Write out the entire listing below exactly as it appears, minus any pictures.

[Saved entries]
- - -

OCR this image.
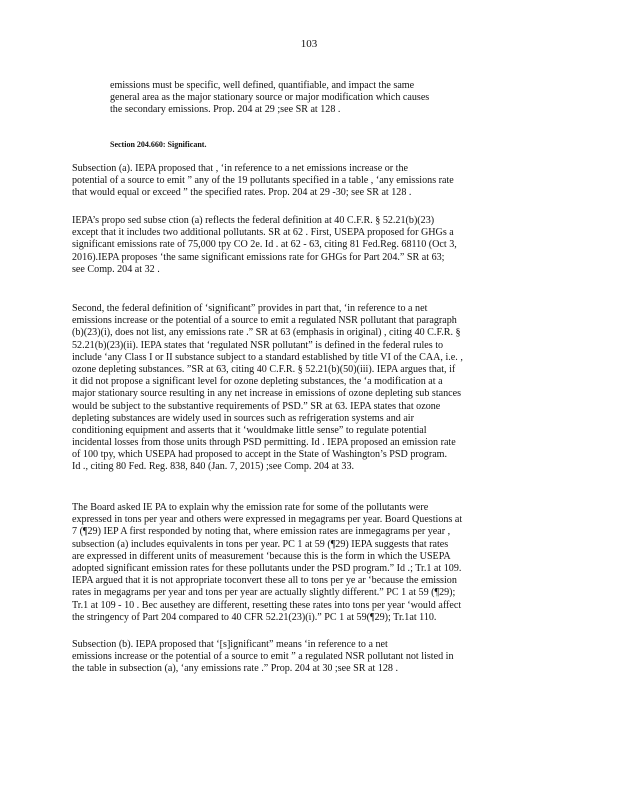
103
emissions must be specific, well defined, quantifiable, and impact the same
general area as the major stationary source or major modification which causes
the secondary emissions. Prop. 204 at 29 ;see SR at 128 .
Section 204.660: Significant.
Subsection (a). IEPA proposed that , ‘in reference to a net emissions increase or the
potential of a source to emit ” any of the 19 pollutants specified in a table , ‘any emissions rate
that would equal or exceed ” the specified rates. Prop. 204 at 29 -30; see SR at 128 .
IEPA’s propo sed subse ction (a) reflects the federal definition at 40 C.F.R. § 52.21(b)(23)
except that it includes two additional pollutants. SR at 62 . First, USEPA proposed for GHGs a
significant emissions rate of 75,000 tpy CO 2e. Id . at 62 - 63, citing 81 Fed.Reg. 68110 (Oct 3,
2016).IEPA proposes ‘the same significant emissions rate for GHGs for Part 204.” SR at 63;
see Comp. 204 at 32 .
Second, the federal definition of ‘significant” provides in part that, ‘in reference to a net
emissions increase or the potential of a source to emit a regulated NSR pollutant that paragraph
(b)(23)(i), does not list, any emissions rate .” SR at 63 (emphasis in original) , citing 40 C.F.R. §
52.21(b)(23)(ii). IEPA states that ‘regulated NSR pollutant” is defined in the federal rules to
include ‘any Class I or II substance subject to a standard established by title VI of the CAA, i.e. ,
ozone depleting substances. ”SR at 63, citing 40 C.F.R. § 52.21(b)(50)(iii). IEPA argues that, if
it did not propose a significant level for ozone depleting substances, the ‘a modification at a
major stationary source resulting in any net increase in emissions of ozone depleting sub stances
would be subject to the substantive requirements of PSD.” SR at 63. IEPA states that ozone
depleting substances are widely used in sources such as refrigeration systems and air
conditioning equipment and asserts that it ‘wouldmake little sense” to regulate potential
incidental losses from those units through PSD permitting. Id . IEPA proposed an emission rate
of 100 tpy, which USEPA had proposed to accept in the State of Washington’s PSD program.
Id ., citing 80 Fed. Reg. 838, 840 (Jan. 7, 2015) ;see Comp. 204 at 33.
The Board asked IE PA to explain why the emission rate for some of the pollutants were
expressed in tons per year and others were expressed in megagrams per year. Board Questions at
7 (¶29) IEP A first responded by noting that, where emission rates are inmegagrams per year ,
subsection (a) includes equivalents in tons per year. PC 1 at 59 (¶29) IEPA suggests that rates
are expressed in different units of measurement ‘because this is the form in which the USEPA
adopted significant emission rates for these pollutants under the PSD program.” Id .; Tr.1 at 109.
IEPA argued that it is not appropriate toconvert these all to tons per ye ar ‘because the emission
rates in megagrams per year and tons per year are actually slightly different.” PC 1 at 59 (¶29);
Tr.1 at 109 - 10 . Bec ausethey are different, resetting these rates into tons per year ‘would affect
the stringency of Part 204 compared to 40 CFR 52.21(23)(i).” PC 1 at 59(¶29); Tr.1at 110.
Subsection (b). IEPA proposed that ‘[s]ignificant” means ‘in reference to a net
emissions increase or the potential of a source to emit ” a regulated NSR pollutant not listed in
the table in subsection (a), ‘any emissions rate .” Prop. 204 at 30 ;see SR at 128 .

- - -

SOLUTION TO THE EXERCISE
OCR this image.
103
emissions must be specific, well defined, quantifiable, and impact the same
general area as the major stationary source or major modification which causes
the secondary emissions. Prop. 204 at 29 ;see SR at 128 .
Section 204.660: Significant.
Subsection (a). IEPA proposed that , ‘in reference to a net emissions increase or the
potential of a source to emit ” any of the 19 pollutants specified in a table , ‘any emissions rate
that would equal or exceed ” the specified rates. Prop. 204 at 29 -30; see SR at 128 .
IEPA’s propo sed subse ction (a) reflects the federal definition at 40 C.F.R. § 52.21(b)(23)
except that it includes two additional pollutants. SR at 62 . First, USEPA proposed for GHGs a
significant emissions rate of 75,000 tpy CO 2e. Id . at 62 - 63, citing 81 Fed.Reg. 68110 (Oct 3,
2016).IEPA proposes ‘the same significant emissions rate for GHGs for Part 204.” SR at 63;
see Comp. 204 at 32 .
Second, the federal definition of ‘significant” provides in part that, ‘in reference to a net
emissions increase or the potential of a source to emit a regulated NSR pollutant that paragraph
(b)(23)(i), does not list, any emissions rate .” SR at 63 (emphasis in original) , citing 40 C.F.R. §
52.21(b)(23)(ii). IEPA states that ‘regulated NSR pollutant” is defined in the federal rules to
include ‘any Class I or II substance subject to a standard established by title VI of the CAA, i.e. ,
ozone depleting substances. ”SR at 63, citing 40 C.F.R. § 52.21(b)(50)(iii). IEPA argues that, if
it did not propose a significant level for ozone depleting substances, the ‘a modification at a
major stationary source resulting in any net increase in emissions of ozone depleting sub stances
would be subject to the substantive requirements of PSD.” SR at 63. IEPA states that ozone
depleting substances are widely used in sources such as refrigeration systems and air
conditioning equipment and asserts that it ‘wouldmake little sense” to regulate potential
incidental losses from those units through PSD permitting. Id . IEPA proposed an emission rate
of 100 tpy, which USEPA had proposed to accept in the State of Washington’s PSD program.
Id ., citing 80 Fed. Reg. 838, 840 (Jan. 7, 2015) ;see Comp. 204 at 33.
The Board asked IE PA to explain why the emission rate for some of the pollutants were
expressed in tons per year and others were expressed in megagrams per year. Board Questions at
7 (¶29) IEP A first responded by noting that, where emission rates are inmegagrams per year ,
subsection (a) includes equivalents in tons per year. PC 1 at 59 (¶29) IEPA suggests that rates
are expressed in different units of measurement ‘because this is the form in which the USEPA
adopted significant emission rates for these pollutants under the PSD program.” Id .; Tr.1 at 109.
IEPA argued that it is not appropriate toconvert these all to tons per ye ar ‘because the emission
rates in megagrams per year and tons per year are actually slightly different.” PC 1 at 59 (¶29);
Tr.1 at 109 - 10 . Bec ausethey are different, resetting these rates into tons per year ‘would affect
the stringency of Part 204 compared to 40 CFR 52.21(23)(i).” PC 1 at 59(¶29); Tr.1at 110.
Subsection (b). IEPA proposed that ‘[s]ignificant” means ‘in reference to a net
emissions increase or the potential of a source to emit ” a regulated NSR pollutant not listed in
the table in subsection (a), ‘any emissions rate .” Prop. 204 at 30 ;see SR at 128 .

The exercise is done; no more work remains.